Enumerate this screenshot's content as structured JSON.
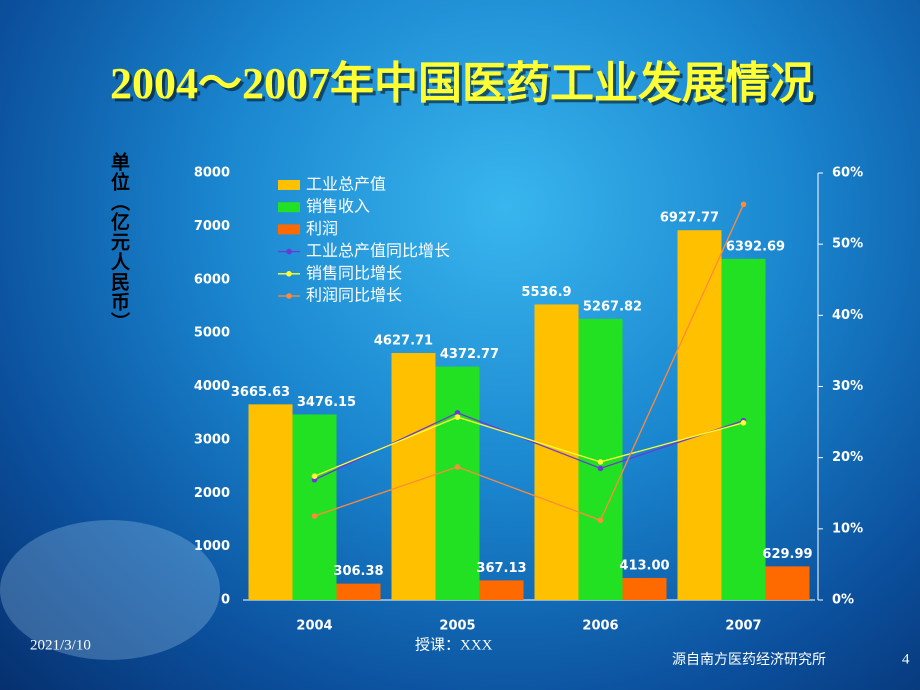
{
  "chart_data": {
    "type": "bar",
    "title": "2004～2007年中国医药工业发展情况",
    "ylabel": "单位（亿元人民币）",
    "categories": [
      "2004",
      "2005",
      "2006",
      "2007"
    ],
    "ylim": [
      0,
      8000
    ],
    "yticks": [
      0,
      1000,
      2000,
      3000,
      4000,
      5000,
      6000,
      7000,
      8000
    ],
    "y2lim": [
      0,
      60
    ],
    "y2ticks": [
      {
        "value": 0,
        "label": "0%"
      },
      {
        "value": 10,
        "label": "10%"
      },
      {
        "value": 20,
        "label": "20%"
      },
      {
        "value": 30,
        "label": "30%"
      },
      {
        "value": 40,
        "label": "40%"
      },
      {
        "value": 50,
        "label": "50%"
      },
      {
        "value": 60,
        "label": "60%"
      }
    ],
    "series": [
      {
        "name": "工业总产值",
        "type": "bar",
        "color": "#ffc000",
        "values": [
          3665.63,
          4627.71,
          5536.9,
          6927.77
        ],
        "value_labels": [
          "3665.63",
          "4627.71",
          "5536.9",
          "6927.77"
        ]
      },
      {
        "name": "销售收入",
        "type": "bar",
        "color": "#22e022",
        "values": [
          3476.15,
          4372.77,
          5267.82,
          6392.69
        ],
        "value_labels": [
          "3476.15",
          "4372.77",
          "5267.82",
          "6392.69"
        ]
      },
      {
        "name": "利润",
        "type": "bar",
        "color": "#ff6a00",
        "values": [
          306.38,
          367.13,
          413.0,
          629.99
        ],
        "value_labels": [
          "306.38",
          "367.13",
          "413.00",
          "629.99"
        ]
      },
      {
        "name": "工业总产值同比增长",
        "type": "line",
        "axis": "y2",
        "color": "#6a3ad8",
        "values": [
          16.9,
          26.3,
          18.5,
          25.2
        ]
      },
      {
        "name": "销售同比增长",
        "type": "line",
        "axis": "y2",
        "color": "#ffff33",
        "values": [
          17.4,
          25.7,
          19.4,
          24.9
        ]
      },
      {
        "name": "利润同比增长",
        "type": "line",
        "axis": "y2",
        "color": "#ff8a3a",
        "values": [
          11.8,
          18.7,
          11.2,
          55.6
        ]
      }
    ]
  },
  "footer": {
    "date": "2021/3/10",
    "lecturer": "授课：XXX",
    "source": "源自南方医药经济研究所",
    "page": "4"
  }
}
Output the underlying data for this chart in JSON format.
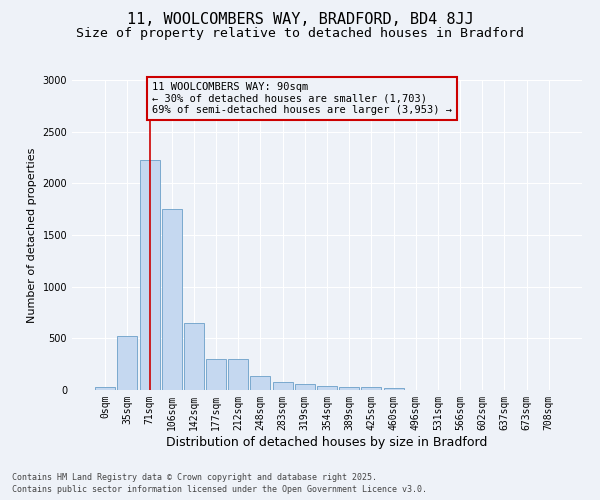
{
  "title": "11, WOOLCOMBERS WAY, BRADFORD, BD4 8JJ",
  "subtitle": "Size of property relative to detached houses in Bradford",
  "xlabel": "Distribution of detached houses by size in Bradford",
  "ylabel": "Number of detached properties",
  "categories": [
    "0sqm",
    "35sqm",
    "71sqm",
    "106sqm",
    "142sqm",
    "177sqm",
    "212sqm",
    "248sqm",
    "283sqm",
    "319sqm",
    "354sqm",
    "389sqm",
    "425sqm",
    "460sqm",
    "496sqm",
    "531sqm",
    "566sqm",
    "602sqm",
    "637sqm",
    "673sqm",
    "708sqm"
  ],
  "bar_heights": [
    25,
    525,
    2225,
    1750,
    650,
    300,
    300,
    140,
    80,
    60,
    40,
    30,
    25,
    15,
    0,
    0,
    0,
    0,
    0,
    0,
    0
  ],
  "bar_color": "#c5d8f0",
  "bar_edge_color": "#6a9fc8",
  "vline_color": "#cc0000",
  "ylim": [
    0,
    3000
  ],
  "yticks": [
    0,
    500,
    1000,
    1500,
    2000,
    2500,
    3000
  ],
  "annotation_text": "11 WOOLCOMBERS WAY: 90sqm\n← 30% of detached houses are smaller (1,703)\n69% of semi-detached houses are larger (3,953) →",
  "annotation_box_color": "#cc0000",
  "footer_line1": "Contains HM Land Registry data © Crown copyright and database right 2025.",
  "footer_line2": "Contains public sector information licensed under the Open Government Licence v3.0.",
  "background_color": "#eef2f8",
  "grid_color": "#ffffff",
  "title_fontsize": 11,
  "subtitle_fontsize": 9.5,
  "tick_fontsize": 7,
  "ylabel_fontsize": 8,
  "xlabel_fontsize": 9,
  "annotation_fontsize": 7.5,
  "footer_fontsize": 6
}
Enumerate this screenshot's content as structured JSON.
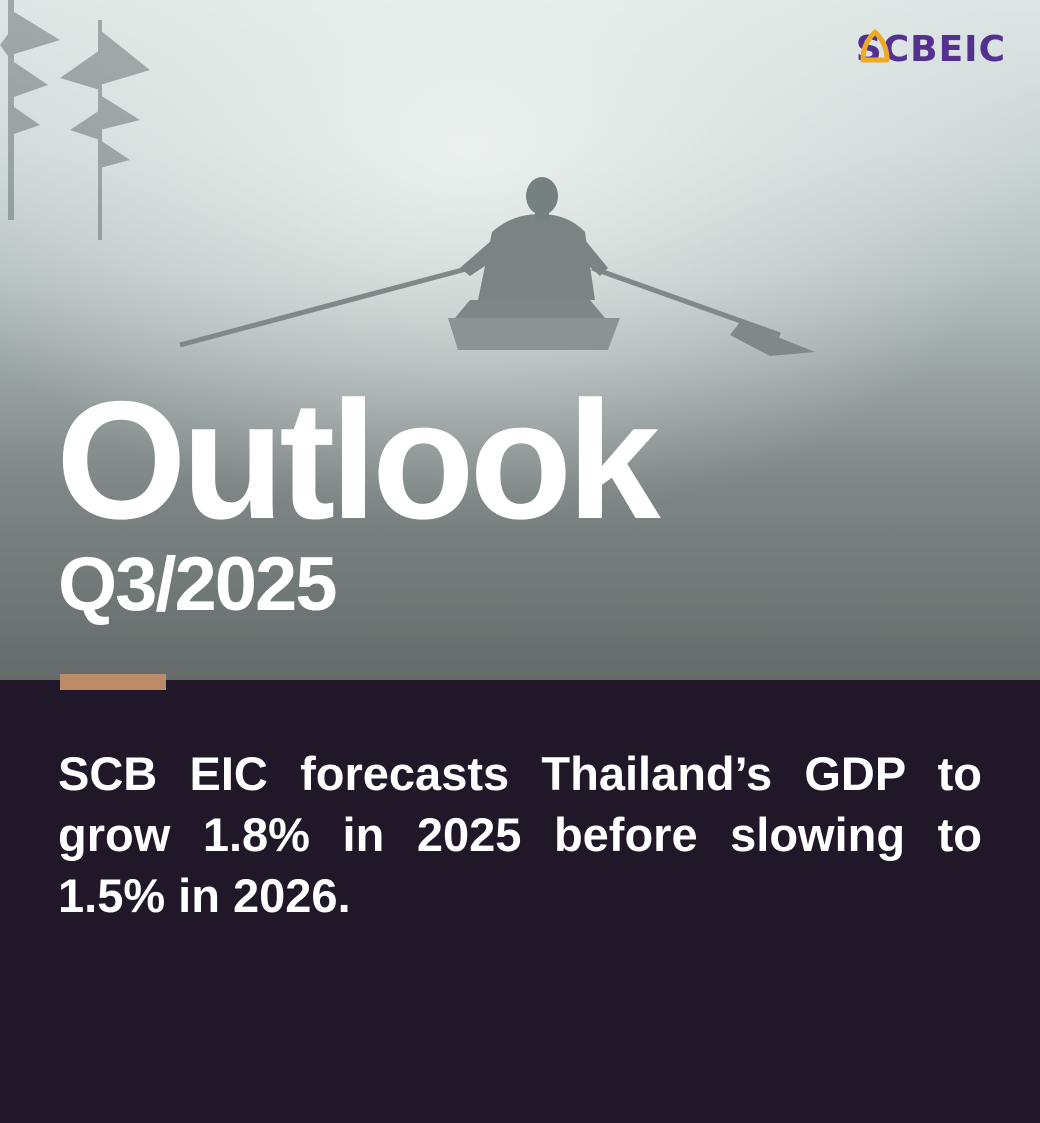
{
  "brand": {
    "logo_left": "SCB",
    "logo_right": "EIC",
    "logo_color": "#55318f",
    "logo_mark_color": "#f0a927",
    "logo_mark_icon": "bell-outline-icon"
  },
  "hero": {
    "title": "Outlook",
    "subtitle": "Q3/2025",
    "image_icon": "rower-in-fog-photo"
  },
  "accent_color": "#bb8c67",
  "panel_color": "#201829",
  "summary": {
    "text": "SCB EIC forecasts Thailand’s GDP to grow 1.8% in 2025 before slowing to 1.5% in 2026."
  }
}
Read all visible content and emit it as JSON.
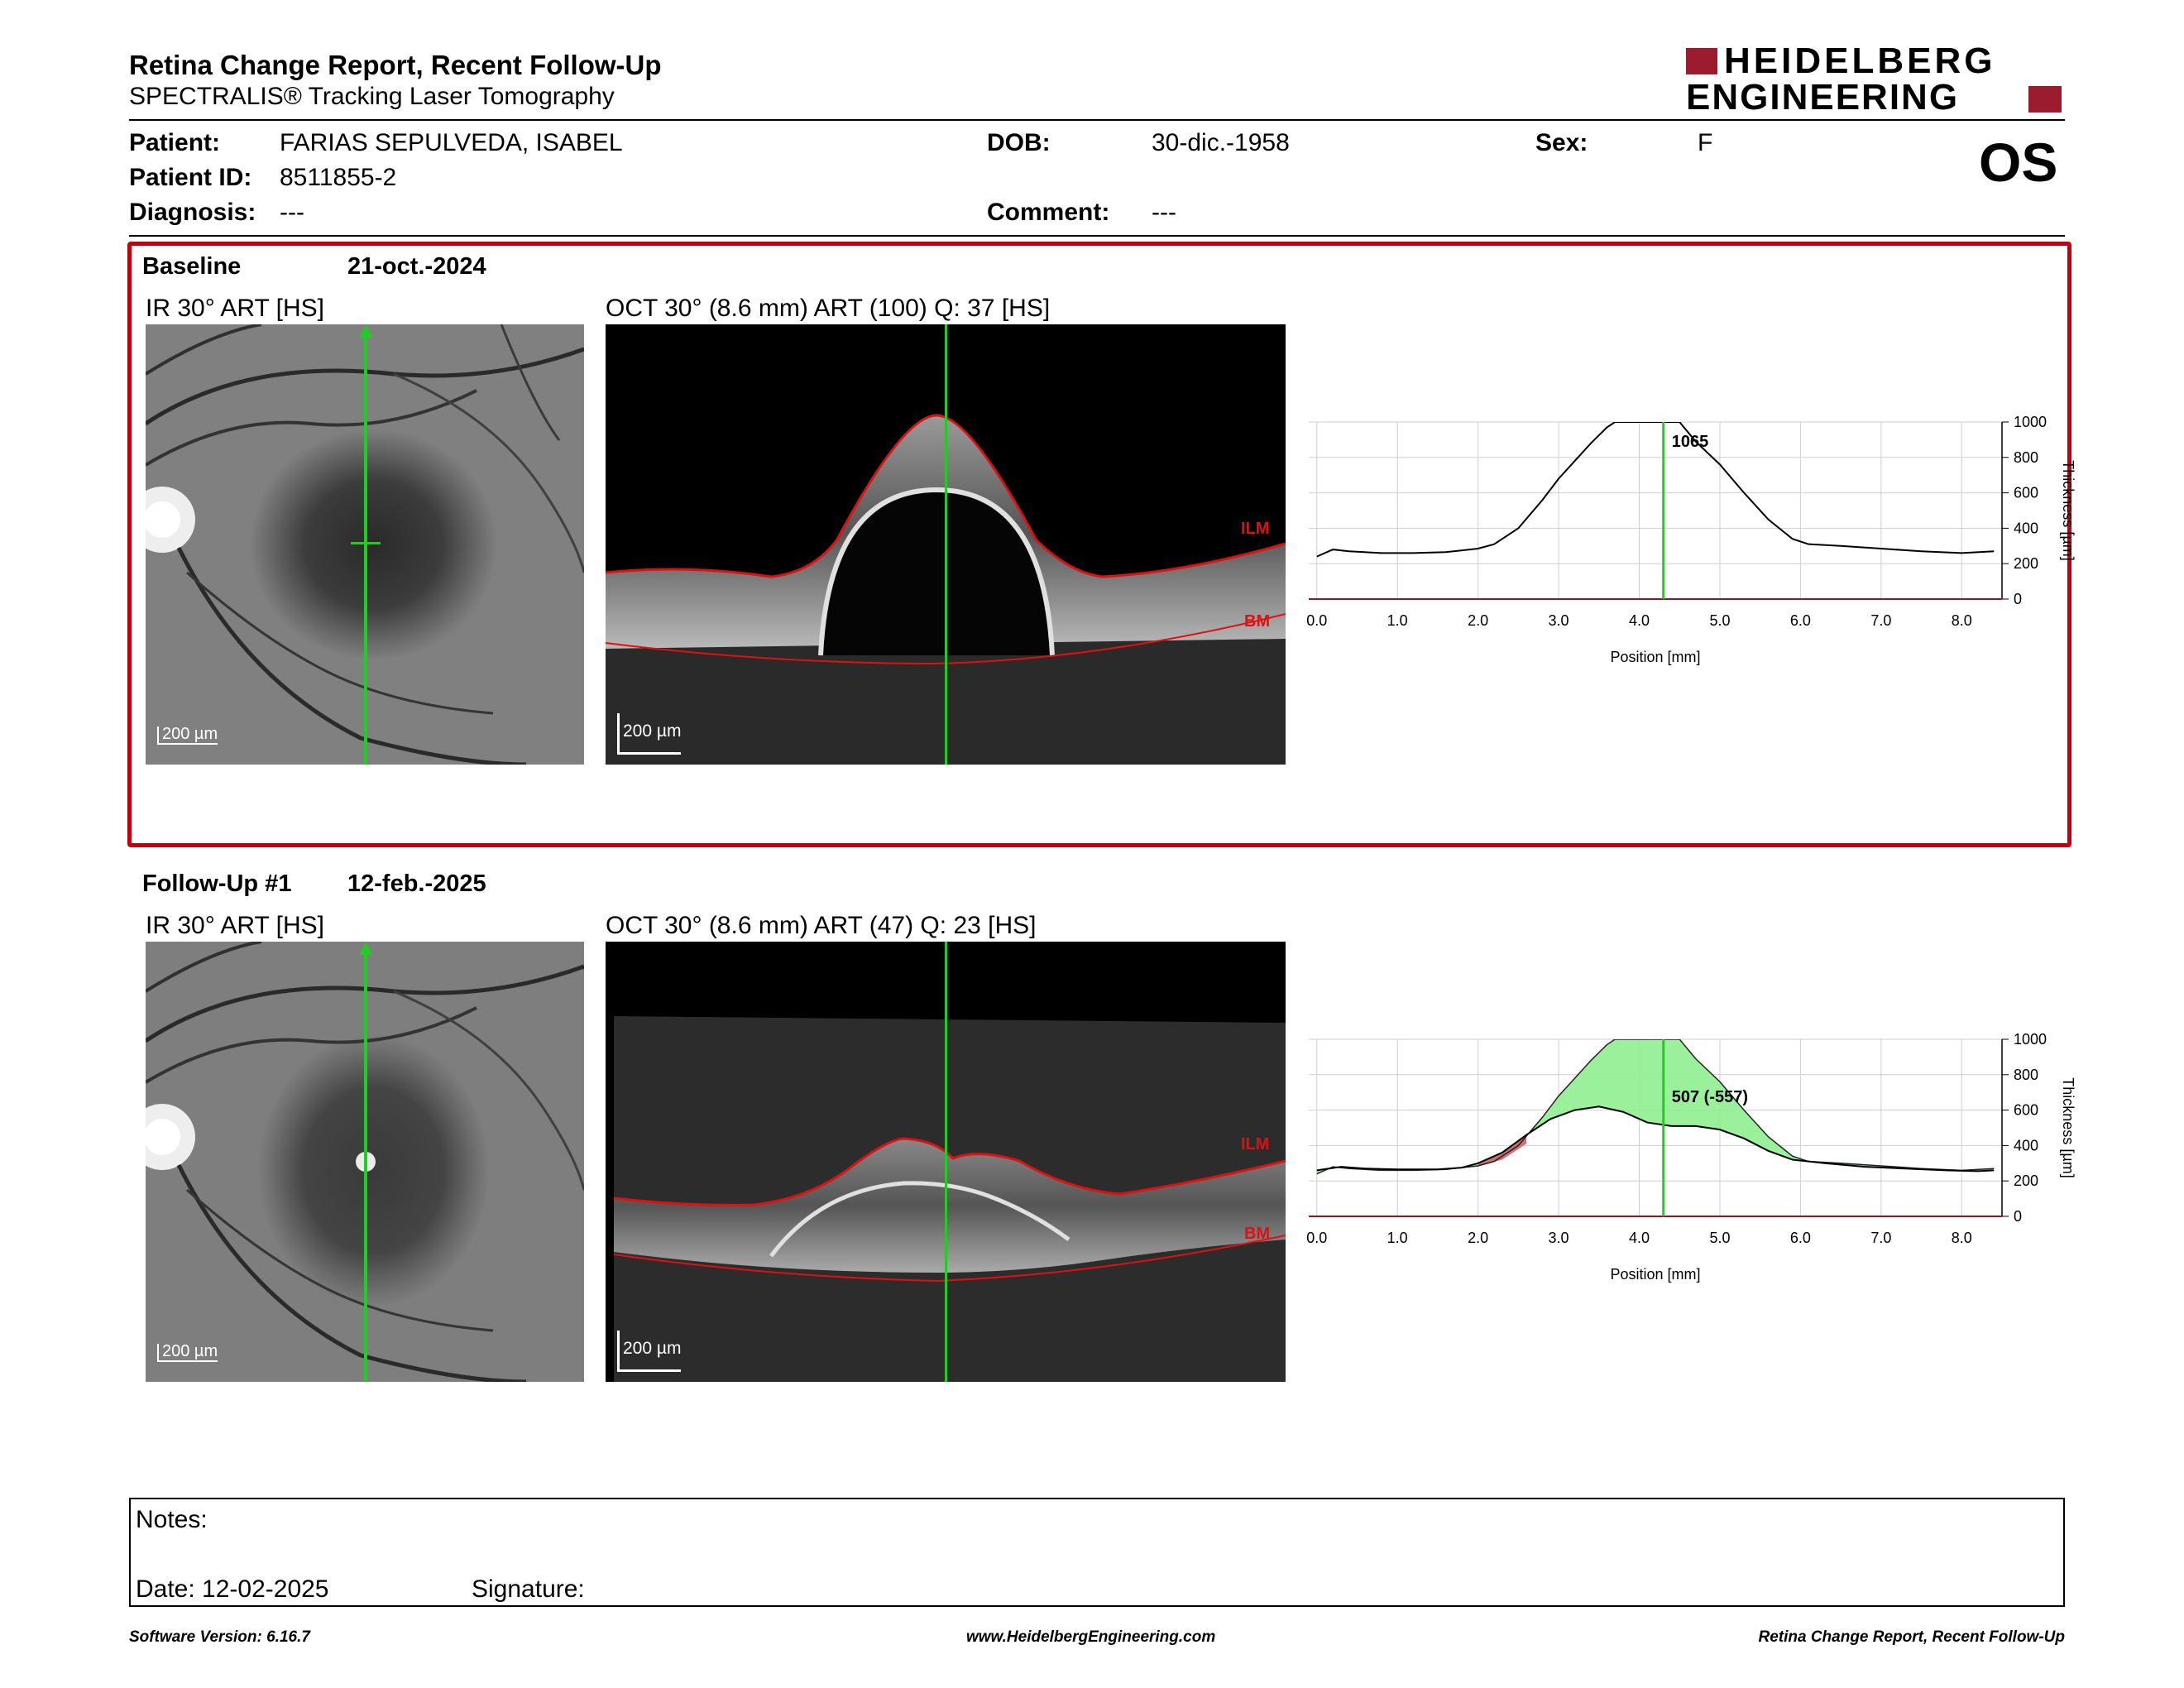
{
  "header": {
    "title": "Retina Change Report, Recent Follow-Up",
    "subtitle": "SPECTRALIS® Tracking Laser Tomography",
    "logo_line1": "HEIDELBERG",
    "logo_line2": "ENGINEERING",
    "eye": "OS"
  },
  "patient": {
    "patient_label": "Patient:",
    "patient_value": "FARIAS SEPULVEDA, ISABEL",
    "dob_label": "DOB:",
    "dob_value": "30-dic.-1958",
    "sex_label": "Sex:",
    "sex_value": "F",
    "id_label": "Patient ID:",
    "id_value": "8511855-2",
    "diagnosis_label": "Diagnosis:",
    "diagnosis_value": "---",
    "comment_label": "Comment:",
    "comment_value": "---"
  },
  "baseline": {
    "label": "Baseline",
    "date": "21-oct.-2024",
    "ir_caption": "IR 30° ART [HS]",
    "oct_caption": "OCT 30° (8.6 mm) ART (100) Q: 37 [HS]",
    "scale": "200 µm",
    "ilm": "ILM",
    "bm": "BM"
  },
  "followup": {
    "label": "Follow-Up #1",
    "date": "12-feb.-2025",
    "ir_caption": "IR 30° ART [HS]",
    "oct_caption": "OCT 30° (8.6 mm) ART (47) Q: 23 [HS]",
    "scale": "200 µm",
    "ilm": "ILM",
    "bm": "BM"
  },
  "chart_data": [
    {
      "type": "line",
      "xlabel": "Position [mm]",
      "ylabel": "Thickness [µm]",
      "xlim": [
        -0.1,
        8.5
      ],
      "ylim": [
        0,
        1000
      ],
      "x_ticks": [
        "0.0",
        "1.0",
        "2.0",
        "3.0",
        "4.0",
        "5.0",
        "6.0",
        "7.0",
        "8.0"
      ],
      "y_ticks": [
        "0",
        "200",
        "400",
        "600",
        "800",
        "1000"
      ],
      "cursor_x": 4.3,
      "cursor_label": "1065",
      "grid": true,
      "series": [
        {
          "x": [
            0,
            0.2,
            0.4,
            0.8,
            1.2,
            1.6,
            2.0,
            2.2,
            2.5,
            2.8,
            3.0,
            3.2,
            3.4,
            3.6,
            3.7,
            4.5,
            4.7,
            5.0,
            5.3,
            5.6,
            5.9,
            6.1,
            6.5,
            7.0,
            7.5,
            8.0,
            8.4
          ],
          "y": [
            240,
            280,
            270,
            260,
            260,
            265,
            285,
            310,
            400,
            560,
            680,
            780,
            880,
            970,
            1000,
            1000,
            890,
            760,
            600,
            450,
            340,
            310,
            300,
            285,
            270,
            260,
            270
          ]
        }
      ]
    },
    {
      "type": "area",
      "xlabel": "Position [mm]",
      "ylabel": "Thickness [µm]",
      "xlim": [
        -0.1,
        8.5
      ],
      "ylim": [
        0,
        1000
      ],
      "x_ticks": [
        "0.0",
        "1.0",
        "2.0",
        "3.0",
        "4.0",
        "5.0",
        "6.0",
        "7.0",
        "8.0"
      ],
      "y_ticks": [
        "0",
        "200",
        "400",
        "600",
        "800",
        "1000"
      ],
      "cursor_x": 4.3,
      "cursor_label": "507 (-557)",
      "grid": true,
      "series": [
        {
          "x": [
            0,
            0.3,
            0.6,
            1.0,
            1.5,
            1.8,
            2.0,
            2.3,
            2.6,
            2.9,
            3.2,
            3.5,
            3.8,
            4.1,
            4.4,
            4.7,
            5.0,
            5.3,
            5.6,
            5.9,
            6.3,
            6.8,
            7.3,
            7.8,
            8.2,
            8.4
          ],
          "y": [
            260,
            280,
            270,
            265,
            265,
            275,
            300,
            360,
            460,
            550,
            600,
            620,
            590,
            530,
            510,
            510,
            490,
            440,
            370,
            320,
            300,
            280,
            270,
            260,
            255,
            260
          ]
        },
        {
          "x": [
            0,
            0.2,
            0.4,
            0.8,
            1.2,
            1.6,
            2.0,
            2.2,
            2.5,
            2.8,
            3.0,
            3.2,
            3.4,
            3.6,
            3.7,
            4.5,
            4.7,
            5.0,
            5.3,
            5.6,
            5.9,
            6.1,
            6.5,
            7.0,
            7.5,
            8.0,
            8.4
          ],
          "y": [
            240,
            280,
            270,
            260,
            260,
            265,
            285,
            310,
            400,
            560,
            680,
            780,
            880,
            970,
            1000,
            1000,
            890,
            760,
            600,
            450,
            340,
            310,
            300,
            285,
            270,
            260,
            270
          ]
        }
      ]
    }
  ],
  "notes": {
    "notes_label": "Notes:",
    "date_label": "Date: 12-02-2025",
    "signature_label": "Signature:"
  },
  "footer": {
    "left": "Software Version: 6.16.7",
    "center": "www.HeidelbergEngineering.com",
    "right": "Retina Change Report, Recent Follow-Up"
  },
  "colors": {
    "brand": "#9b1b2f",
    "cursor": "#22cc22",
    "ilm": "#e01010",
    "highlight_box": "#c00010",
    "increase_fill": "#90ee90",
    "decrease_fill": "#d07070"
  }
}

━━━━━━━━

Pick out each line in the material containing "Report".

SOLUTION:
    "title": "Retina Change Report, Recent Follow-Up",
    "right": "Retina Change Report, Recent Follow-Up"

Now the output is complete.